Collection entries:
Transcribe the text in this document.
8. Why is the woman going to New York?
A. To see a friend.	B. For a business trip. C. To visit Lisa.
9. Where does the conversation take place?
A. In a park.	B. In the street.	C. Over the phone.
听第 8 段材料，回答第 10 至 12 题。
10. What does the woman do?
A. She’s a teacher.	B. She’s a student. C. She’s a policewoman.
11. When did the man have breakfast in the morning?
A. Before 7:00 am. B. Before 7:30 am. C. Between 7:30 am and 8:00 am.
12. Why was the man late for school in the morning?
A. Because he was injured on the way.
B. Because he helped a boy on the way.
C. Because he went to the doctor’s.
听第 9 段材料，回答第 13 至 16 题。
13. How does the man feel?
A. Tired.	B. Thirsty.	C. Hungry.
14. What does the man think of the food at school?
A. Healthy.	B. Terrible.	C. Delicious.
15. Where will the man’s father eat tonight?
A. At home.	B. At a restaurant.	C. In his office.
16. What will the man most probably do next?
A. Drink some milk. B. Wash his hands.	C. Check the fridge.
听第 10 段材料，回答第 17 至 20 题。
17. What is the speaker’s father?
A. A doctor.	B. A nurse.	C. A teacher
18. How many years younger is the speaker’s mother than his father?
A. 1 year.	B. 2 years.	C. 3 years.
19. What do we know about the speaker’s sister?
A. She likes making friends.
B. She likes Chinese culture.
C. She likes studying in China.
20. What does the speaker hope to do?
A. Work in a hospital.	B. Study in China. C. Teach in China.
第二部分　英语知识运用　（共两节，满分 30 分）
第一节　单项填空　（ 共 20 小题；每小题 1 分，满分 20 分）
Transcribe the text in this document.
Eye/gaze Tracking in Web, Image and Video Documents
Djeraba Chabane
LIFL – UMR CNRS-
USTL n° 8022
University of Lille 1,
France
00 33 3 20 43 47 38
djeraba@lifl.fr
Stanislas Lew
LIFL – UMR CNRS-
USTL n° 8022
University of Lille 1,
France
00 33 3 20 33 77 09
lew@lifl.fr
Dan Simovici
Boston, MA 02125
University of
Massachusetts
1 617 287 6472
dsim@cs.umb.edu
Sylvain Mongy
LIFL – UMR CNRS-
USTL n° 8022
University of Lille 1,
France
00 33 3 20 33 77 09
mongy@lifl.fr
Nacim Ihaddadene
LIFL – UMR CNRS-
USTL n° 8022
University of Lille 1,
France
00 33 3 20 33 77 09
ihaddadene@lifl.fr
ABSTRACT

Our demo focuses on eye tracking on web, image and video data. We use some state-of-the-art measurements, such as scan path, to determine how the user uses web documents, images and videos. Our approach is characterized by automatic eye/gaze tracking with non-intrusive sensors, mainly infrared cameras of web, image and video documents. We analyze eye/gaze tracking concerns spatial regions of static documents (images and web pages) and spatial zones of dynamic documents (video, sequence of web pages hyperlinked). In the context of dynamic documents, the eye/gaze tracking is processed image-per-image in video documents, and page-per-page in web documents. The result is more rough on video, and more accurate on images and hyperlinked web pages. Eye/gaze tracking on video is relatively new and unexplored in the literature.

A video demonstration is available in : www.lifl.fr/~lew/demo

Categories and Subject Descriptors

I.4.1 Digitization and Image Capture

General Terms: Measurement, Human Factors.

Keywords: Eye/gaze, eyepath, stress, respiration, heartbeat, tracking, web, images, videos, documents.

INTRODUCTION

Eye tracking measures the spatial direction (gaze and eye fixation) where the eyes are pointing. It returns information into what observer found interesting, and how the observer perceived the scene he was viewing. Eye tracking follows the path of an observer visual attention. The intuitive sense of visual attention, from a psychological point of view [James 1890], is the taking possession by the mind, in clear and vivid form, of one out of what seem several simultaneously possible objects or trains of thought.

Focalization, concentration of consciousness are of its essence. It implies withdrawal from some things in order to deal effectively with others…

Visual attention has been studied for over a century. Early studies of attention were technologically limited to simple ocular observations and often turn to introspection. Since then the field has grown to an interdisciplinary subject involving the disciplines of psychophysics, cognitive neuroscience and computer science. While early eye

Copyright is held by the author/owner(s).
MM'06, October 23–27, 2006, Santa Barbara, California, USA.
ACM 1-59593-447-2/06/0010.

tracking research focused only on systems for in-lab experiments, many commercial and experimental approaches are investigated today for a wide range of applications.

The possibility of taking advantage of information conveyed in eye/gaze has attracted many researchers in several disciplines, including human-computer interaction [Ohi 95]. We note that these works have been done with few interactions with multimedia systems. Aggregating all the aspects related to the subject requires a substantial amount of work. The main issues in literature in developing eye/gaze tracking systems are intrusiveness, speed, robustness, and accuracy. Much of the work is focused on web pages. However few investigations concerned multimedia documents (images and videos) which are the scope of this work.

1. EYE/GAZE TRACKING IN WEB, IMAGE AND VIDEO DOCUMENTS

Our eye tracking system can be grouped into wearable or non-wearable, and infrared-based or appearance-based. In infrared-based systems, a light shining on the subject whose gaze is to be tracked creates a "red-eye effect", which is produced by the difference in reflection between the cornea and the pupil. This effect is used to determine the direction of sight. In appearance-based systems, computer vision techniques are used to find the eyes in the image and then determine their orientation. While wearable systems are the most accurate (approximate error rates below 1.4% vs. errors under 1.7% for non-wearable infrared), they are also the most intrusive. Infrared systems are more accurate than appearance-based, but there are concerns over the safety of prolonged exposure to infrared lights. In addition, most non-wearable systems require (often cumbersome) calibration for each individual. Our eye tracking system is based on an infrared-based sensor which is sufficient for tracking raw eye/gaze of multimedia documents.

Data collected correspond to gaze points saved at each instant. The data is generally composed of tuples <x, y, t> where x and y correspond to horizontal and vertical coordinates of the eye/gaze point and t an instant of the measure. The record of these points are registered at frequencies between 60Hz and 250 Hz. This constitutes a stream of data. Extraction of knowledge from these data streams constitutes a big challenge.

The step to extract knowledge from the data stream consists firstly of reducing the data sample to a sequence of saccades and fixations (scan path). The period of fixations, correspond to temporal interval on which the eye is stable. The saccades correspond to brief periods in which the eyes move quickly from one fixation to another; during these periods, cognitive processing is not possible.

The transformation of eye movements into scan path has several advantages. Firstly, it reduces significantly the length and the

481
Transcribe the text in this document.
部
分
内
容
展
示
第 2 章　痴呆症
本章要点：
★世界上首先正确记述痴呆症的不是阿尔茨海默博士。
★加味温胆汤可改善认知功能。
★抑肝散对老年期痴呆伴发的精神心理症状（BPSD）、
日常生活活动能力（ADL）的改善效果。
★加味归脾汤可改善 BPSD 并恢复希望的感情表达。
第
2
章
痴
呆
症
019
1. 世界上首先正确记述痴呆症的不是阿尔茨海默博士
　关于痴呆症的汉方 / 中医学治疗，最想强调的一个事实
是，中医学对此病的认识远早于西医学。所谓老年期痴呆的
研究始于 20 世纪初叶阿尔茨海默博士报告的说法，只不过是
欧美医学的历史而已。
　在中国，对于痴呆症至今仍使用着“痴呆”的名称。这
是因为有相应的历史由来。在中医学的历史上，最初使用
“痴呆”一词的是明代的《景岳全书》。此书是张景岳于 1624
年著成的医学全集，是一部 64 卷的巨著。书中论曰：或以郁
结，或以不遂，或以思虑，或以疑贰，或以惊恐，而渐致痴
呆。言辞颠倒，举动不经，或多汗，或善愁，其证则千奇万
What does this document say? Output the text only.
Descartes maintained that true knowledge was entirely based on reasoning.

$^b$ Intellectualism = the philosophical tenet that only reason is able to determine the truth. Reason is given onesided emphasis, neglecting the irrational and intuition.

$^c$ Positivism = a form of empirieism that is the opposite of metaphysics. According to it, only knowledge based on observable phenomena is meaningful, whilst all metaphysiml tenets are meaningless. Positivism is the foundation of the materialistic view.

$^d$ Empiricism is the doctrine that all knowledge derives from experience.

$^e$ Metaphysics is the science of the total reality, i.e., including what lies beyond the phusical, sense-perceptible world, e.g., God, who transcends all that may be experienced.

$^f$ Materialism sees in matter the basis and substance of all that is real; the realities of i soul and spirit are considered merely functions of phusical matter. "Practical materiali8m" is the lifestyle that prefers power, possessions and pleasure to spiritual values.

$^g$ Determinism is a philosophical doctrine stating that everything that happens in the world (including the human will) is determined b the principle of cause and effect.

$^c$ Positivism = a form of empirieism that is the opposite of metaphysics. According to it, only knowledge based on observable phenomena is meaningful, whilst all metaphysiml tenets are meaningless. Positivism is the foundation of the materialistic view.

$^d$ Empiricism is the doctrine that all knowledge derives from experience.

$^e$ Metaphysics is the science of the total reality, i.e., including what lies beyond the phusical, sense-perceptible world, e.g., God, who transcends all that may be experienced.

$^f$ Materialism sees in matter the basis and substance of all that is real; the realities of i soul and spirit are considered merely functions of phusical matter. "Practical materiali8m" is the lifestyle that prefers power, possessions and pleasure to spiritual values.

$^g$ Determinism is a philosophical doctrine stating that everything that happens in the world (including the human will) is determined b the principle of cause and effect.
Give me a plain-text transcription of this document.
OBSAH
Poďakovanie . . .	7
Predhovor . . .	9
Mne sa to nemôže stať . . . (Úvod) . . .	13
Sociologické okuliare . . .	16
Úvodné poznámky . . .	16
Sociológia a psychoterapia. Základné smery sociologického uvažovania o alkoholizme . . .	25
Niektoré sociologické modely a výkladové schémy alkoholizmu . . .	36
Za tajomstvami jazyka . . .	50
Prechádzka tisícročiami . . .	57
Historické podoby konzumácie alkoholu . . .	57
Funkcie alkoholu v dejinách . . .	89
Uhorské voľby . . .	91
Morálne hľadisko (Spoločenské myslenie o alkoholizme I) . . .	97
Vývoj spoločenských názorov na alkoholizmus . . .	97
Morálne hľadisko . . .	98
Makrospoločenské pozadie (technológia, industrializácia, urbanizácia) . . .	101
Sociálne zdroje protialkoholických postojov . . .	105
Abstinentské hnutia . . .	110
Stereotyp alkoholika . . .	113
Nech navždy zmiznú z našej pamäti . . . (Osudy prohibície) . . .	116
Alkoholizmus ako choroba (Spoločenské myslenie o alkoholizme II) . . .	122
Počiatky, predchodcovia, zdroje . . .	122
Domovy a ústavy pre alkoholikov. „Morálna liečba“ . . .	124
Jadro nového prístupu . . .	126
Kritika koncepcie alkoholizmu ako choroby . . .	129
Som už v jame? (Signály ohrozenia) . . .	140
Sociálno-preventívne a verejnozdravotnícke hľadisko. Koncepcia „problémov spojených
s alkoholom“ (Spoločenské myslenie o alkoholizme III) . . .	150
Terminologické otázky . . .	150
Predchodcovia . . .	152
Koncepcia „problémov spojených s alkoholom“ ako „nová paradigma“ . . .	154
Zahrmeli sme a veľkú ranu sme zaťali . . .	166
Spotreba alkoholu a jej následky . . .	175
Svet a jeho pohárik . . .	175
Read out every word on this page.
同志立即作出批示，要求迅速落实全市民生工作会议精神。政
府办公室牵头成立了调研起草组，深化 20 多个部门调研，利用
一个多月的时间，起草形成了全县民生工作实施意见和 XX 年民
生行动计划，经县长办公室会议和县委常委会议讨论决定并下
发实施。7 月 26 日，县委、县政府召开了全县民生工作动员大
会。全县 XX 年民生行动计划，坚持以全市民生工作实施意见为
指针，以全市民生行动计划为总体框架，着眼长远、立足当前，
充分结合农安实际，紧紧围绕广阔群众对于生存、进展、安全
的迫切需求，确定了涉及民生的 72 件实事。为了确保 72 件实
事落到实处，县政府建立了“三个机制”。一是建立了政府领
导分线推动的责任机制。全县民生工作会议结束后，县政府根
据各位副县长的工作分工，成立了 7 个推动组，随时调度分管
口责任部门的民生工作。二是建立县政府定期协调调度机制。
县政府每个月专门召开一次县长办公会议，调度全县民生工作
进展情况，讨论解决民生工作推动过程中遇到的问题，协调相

**Your task**
Repeat exactly, and only, the lines from the line containing "Read out every word on this page." through the last line of the records above, both included.

**Response to this task**
Read out every word on this page.
同志立即作出批示，要求迅速落实全市民生工作会议精神。政
府办公室牵头成立了调研起草组，深化 20 多个部门调研，利用
一个多月的时间，起草形成了全县民生工作实施意见和 XX 年民
生行动计划，经县长办公室会议和县委常委会议讨论决定并下
发实施。7 月 26 日，县委、县政府召开了全县民生工作动员大
会。全县 XX 年民生行动计划，坚持以全市民生工作实施意见为
指针，以全市民生行动计划为总体框架，着眼长远、立足当前，
充分结合农安实际，紧紧围绕广阔群众对于生存、进展、安全
的迫切需求，确定了涉及民生的 72 件实事。为了确保 72 件实
事落到实处，县政府建立了“三个机制”。一是建立了政府领
导分线推动的责任机制。全县民生工作会议结束后，县政府根
据各位副县长的工作分工，成立了 7 个推动组，随时调度分管
口责任部门的民生工作。二是建立县政府定期协调调度机制。
县政府每个月专门召开一次县长办公会议，调度全县民生工作
进展情况，讨论解决民生工作推动过程中遇到的问题，协调相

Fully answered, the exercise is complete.